Items from a dataset
........
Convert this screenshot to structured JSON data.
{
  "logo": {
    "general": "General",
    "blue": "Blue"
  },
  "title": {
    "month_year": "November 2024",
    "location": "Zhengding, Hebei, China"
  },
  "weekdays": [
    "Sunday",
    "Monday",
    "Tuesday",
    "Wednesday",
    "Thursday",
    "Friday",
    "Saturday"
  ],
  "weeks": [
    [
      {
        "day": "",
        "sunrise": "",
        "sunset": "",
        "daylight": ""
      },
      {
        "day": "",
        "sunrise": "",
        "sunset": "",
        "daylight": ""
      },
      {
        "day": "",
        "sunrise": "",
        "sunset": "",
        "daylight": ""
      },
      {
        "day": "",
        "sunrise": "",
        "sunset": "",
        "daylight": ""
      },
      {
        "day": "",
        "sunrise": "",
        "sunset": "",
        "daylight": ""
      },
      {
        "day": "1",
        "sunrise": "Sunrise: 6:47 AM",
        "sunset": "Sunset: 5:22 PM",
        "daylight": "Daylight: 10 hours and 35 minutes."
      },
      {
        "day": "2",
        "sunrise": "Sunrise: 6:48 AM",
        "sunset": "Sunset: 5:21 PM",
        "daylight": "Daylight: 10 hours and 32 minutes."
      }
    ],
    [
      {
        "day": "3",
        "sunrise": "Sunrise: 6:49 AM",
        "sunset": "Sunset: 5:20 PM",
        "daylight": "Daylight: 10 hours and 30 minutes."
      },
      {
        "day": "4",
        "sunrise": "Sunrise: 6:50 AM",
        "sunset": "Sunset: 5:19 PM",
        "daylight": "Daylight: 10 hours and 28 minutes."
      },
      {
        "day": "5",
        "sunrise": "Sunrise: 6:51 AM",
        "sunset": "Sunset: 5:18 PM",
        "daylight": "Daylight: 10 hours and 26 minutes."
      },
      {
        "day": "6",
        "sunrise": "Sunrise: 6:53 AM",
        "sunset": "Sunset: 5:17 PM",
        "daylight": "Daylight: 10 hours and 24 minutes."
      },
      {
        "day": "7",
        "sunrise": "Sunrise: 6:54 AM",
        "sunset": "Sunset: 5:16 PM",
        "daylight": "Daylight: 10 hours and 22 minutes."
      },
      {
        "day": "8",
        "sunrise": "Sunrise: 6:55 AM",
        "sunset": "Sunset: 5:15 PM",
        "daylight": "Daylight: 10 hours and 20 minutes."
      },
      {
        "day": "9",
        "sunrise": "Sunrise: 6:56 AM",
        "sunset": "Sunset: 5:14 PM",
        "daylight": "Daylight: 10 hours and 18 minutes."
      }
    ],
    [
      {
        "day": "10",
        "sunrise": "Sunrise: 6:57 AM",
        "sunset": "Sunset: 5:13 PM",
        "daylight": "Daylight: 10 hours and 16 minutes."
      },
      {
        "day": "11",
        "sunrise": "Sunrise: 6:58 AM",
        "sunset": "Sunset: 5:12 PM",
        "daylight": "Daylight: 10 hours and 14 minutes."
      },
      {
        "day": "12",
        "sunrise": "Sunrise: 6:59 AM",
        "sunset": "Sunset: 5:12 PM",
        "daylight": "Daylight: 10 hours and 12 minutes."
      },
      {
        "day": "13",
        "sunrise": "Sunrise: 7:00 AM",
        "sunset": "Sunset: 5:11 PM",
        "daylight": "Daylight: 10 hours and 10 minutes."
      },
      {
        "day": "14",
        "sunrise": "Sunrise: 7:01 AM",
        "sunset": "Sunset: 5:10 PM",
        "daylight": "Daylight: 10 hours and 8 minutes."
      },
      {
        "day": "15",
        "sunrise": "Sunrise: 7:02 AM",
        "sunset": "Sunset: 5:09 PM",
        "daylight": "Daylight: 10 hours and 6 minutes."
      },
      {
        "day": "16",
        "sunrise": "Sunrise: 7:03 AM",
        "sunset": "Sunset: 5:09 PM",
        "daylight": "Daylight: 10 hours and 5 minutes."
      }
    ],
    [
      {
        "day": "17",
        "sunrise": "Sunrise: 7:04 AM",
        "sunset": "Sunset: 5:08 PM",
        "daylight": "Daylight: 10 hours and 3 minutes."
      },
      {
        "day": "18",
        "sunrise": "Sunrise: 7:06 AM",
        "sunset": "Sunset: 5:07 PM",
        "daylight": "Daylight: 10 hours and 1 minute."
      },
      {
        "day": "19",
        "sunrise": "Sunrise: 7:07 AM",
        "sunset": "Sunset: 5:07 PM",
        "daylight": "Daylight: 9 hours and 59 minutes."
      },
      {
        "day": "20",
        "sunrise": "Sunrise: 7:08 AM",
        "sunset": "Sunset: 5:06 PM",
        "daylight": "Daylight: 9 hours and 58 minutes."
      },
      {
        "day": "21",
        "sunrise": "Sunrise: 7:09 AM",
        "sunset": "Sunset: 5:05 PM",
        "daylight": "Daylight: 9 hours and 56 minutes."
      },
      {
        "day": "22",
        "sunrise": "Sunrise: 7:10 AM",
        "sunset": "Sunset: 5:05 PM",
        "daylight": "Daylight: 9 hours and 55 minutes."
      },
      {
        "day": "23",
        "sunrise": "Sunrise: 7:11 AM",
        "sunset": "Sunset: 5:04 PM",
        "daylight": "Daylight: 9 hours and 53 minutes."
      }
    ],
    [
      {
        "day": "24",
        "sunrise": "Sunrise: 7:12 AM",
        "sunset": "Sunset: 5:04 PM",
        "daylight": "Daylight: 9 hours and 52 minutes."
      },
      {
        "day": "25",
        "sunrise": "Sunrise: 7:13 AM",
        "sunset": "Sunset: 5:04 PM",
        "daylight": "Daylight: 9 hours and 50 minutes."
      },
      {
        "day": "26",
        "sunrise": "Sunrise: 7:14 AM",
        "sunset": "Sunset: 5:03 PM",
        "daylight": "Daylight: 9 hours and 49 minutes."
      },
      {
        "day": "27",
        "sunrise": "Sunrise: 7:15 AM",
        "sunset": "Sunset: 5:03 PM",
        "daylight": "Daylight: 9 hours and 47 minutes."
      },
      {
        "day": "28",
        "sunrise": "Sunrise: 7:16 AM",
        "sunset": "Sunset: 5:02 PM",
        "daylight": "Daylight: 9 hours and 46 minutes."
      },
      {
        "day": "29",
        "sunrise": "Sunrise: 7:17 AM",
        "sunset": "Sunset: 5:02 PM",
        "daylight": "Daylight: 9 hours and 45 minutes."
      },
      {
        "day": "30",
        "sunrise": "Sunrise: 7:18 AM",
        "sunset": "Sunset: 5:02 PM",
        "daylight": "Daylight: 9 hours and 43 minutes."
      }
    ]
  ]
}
........
Repeat the data exactly. Leave nothing out.

Convert this screenshot to structured JSON data.
{
  "logo": {
    "general": "General",
    "blue": "Blue"
  },
  "title": {
    "month_year": "November 2024",
    "location": "Zhengding, Hebei, China"
  },
  "weekdays": [
    "Sunday",
    "Monday",
    "Tuesday",
    "Wednesday",
    "Thursday",
    "Friday",
    "Saturday"
  ],
  "weeks": [
    [
      {
        "day": "",
        "sunrise": "",
        "sunset": "",
        "daylight": ""
      },
      {
        "day": "",
        "sunrise": "",
        "sunset": "",
        "daylight": ""
      },
      {
        "day": "",
        "sunrise": "",
        "sunset": "",
        "daylight": ""
      },
      {
        "day": "",
        "sunrise": "",
        "sunset": "",
        "daylight": ""
      },
      {
        "day": "",
        "sunrise": "",
        "sunset": "",
        "daylight": ""
      },
      {
        "day": "1",
        "sunrise": "Sunrise: 6:47 AM",
        "sunset": "Sunset: 5:22 PM",
        "daylight": "Daylight: 10 hours and 35 minutes."
      },
      {
        "day": "2",
        "sunrise": "Sunrise: 6:48 AM",
        "sunset": "Sunset: 5:21 PM",
        "daylight": "Daylight: 10 hours and 32 minutes."
      }
    ],
    [
      {
        "day": "3",
        "sunrise": "Sunrise: 6:49 AM",
        "sunset": "Sunset: 5:20 PM",
        "daylight": "Daylight: 10 hours and 30 minutes."
      },
      {
        "day": "4",
        "sunrise": "Sunrise: 6:50 AM",
        "sunset": "Sunset: 5:19 PM",
        "daylight": "Daylight: 10 hours and 28 minutes."
      },
      {
        "day": "5",
        "sunrise": "Sunrise: 6:51 AM",
        "sunset": "Sunset: 5:18 PM",
        "daylight": "Daylight: 10 hours and 26 minutes."
      },
      {
        "day": "6",
        "sunrise": "Sunrise: 6:53 AM",
        "sunset": "Sunset: 5:17 PM",
        "daylight": "Daylight: 10 hours and 24 minutes."
      },
      {
        "day": "7",
        "sunrise": "Sunrise: 6:54 AM",
        "sunset": "Sunset: 5:16 PM",
        "daylight": "Daylight: 10 hours and 22 minutes."
      },
      {
        "day": "8",
        "sunrise": "Sunrise: 6:55 AM",
        "sunset": "Sunset: 5:15 PM",
        "daylight": "Daylight: 10 hours and 20 minutes."
      },
      {
        "day": "9",
        "sunrise": "Sunrise: 6:56 AM",
        "sunset": "Sunset: 5:14 PM",
        "daylight": "Daylight: 10 hours and 18 minutes."
      }
    ],
    [
      {
        "day": "10",
        "sunrise": "Sunrise: 6:57 AM",
        "sunset": "Sunset: 5:13 PM",
        "daylight": "Daylight: 10 hours and 16 minutes."
      },
      {
        "day": "11",
        "sunrise": "Sunrise: 6:58 AM",
        "sunset": "Sunset: 5:12 PM",
        "daylight": "Daylight: 10 hours and 14 minutes."
      },
      {
        "day": "12",
        "sunrise": "Sunrise: 6:59 AM",
        "sunset": "Sunset: 5:12 PM",
        "daylight": "Daylight: 10 hours and 12 minutes."
      },
      {
        "day": "13",
        "sunrise": "Sunrise: 7:00 AM",
        "sunset": "Sunset: 5:11 PM",
        "daylight": "Daylight: 10 hours and 10 minutes."
      },
      {
        "day": "14",
        "sunrise": "Sunrise: 7:01 AM",
        "sunset": "Sunset: 5:10 PM",
        "daylight": "Daylight: 10 hours and 8 minutes."
      },
      {
        "day": "15",
        "sunrise": "Sunrise: 7:02 AM",
        "sunset": "Sunset: 5:09 PM",
        "daylight": "Daylight: 10 hours and 6 minutes."
      },
      {
        "day": "16",
        "sunrise": "Sunrise: 7:03 AM",
        "sunset": "Sunset: 5:09 PM",
        "daylight": "Daylight: 10 hours and 5 minutes."
      }
    ],
    [
      {
        "day": "17",
        "sunrise": "Sunrise: 7:04 AM",
        "sunset": "Sunset: 5:08 PM",
        "daylight": "Daylight: 10 hours and 3 minutes."
      },
      {
        "day": "18",
        "sunrise": "Sunrise: 7:06 AM",
        "sunset": "Sunset: 5:07 PM",
        "daylight": "Daylight: 10 hours and 1 minute."
      },
      {
        "day": "19",
        "sunrise": "Sunrise: 7:07 AM",
        "sunset": "Sunset: 5:07 PM",
        "daylight": "Daylight: 9 hours and 59 minutes."
      },
      {
        "day": "20",
        "sunrise": "Sunrise: 7:08 AM",
        "sunset": "Sunset: 5:06 PM",
        "daylight": "Daylight: 9 hours and 58 minutes."
      },
      {
        "day": "21",
        "sunrise": "Sunrise: 7:09 AM",
        "sunset": "Sunset: 5:05 PM",
        "daylight": "Daylight: 9 hours and 56 minutes."
      },
      {
        "day": "22",
        "sunrise": "Sunrise: 7:10 AM",
        "sunset": "Sunset: 5:05 PM",
        "daylight": "Daylight: 9 hours and 55 minutes."
      },
      {
        "day": "23",
        "sunrise": "Sunrise: 7:11 AM",
        "sunset": "Sunset: 5:04 PM",
        "daylight": "Daylight: 9 hours and 53 minutes."
      }
    ],
    [
      {
        "day": "24",
        "sunrise": "Sunrise: 7:12 AM",
        "sunset": "Sunset: 5:04 PM",
        "daylight": "Daylight: 9 hours and 52 minutes."
      },
      {
        "day": "25",
        "sunrise": "Sunrise: 7:13 AM",
        "sunset": "Sunset: 5:04 PM",
        "daylight": "Daylight: 9 hours and 50 minutes."
      },
      {
        "day": "26",
        "sunrise": "Sunrise: 7:14 AM",
        "sunset": "Sunset: 5:03 PM",
        "daylight": "Daylight: 9 hours and 49 minutes."
      },
      {
        "day": "27",
        "sunrise": "Sunrise: 7:15 AM",
        "sunset": "Sunset: 5:03 PM",
        "daylight": "Daylight: 9 hours and 47 minutes."
      },
      {
        "day": "28",
        "sunrise": "Sunrise: 7:16 AM",
        "sunset": "Sunset: 5:02 PM",
        "daylight": "Daylight: 9 hours and 46 minutes."
      },
      {
        "day": "29",
        "sunrise": "Sunrise: 7:17 AM",
        "sunset": "Sunset: 5:02 PM",
        "daylight": "Daylight: 9 hours and 45 minutes."
      },
      {
        "day": "30",
        "sunrise": "Sunrise: 7:18 AM",
        "sunset": "Sunset: 5:02 PM",
        "daylight": "Daylight: 9 hours and 43 minutes."
      }
    ]
  ]
}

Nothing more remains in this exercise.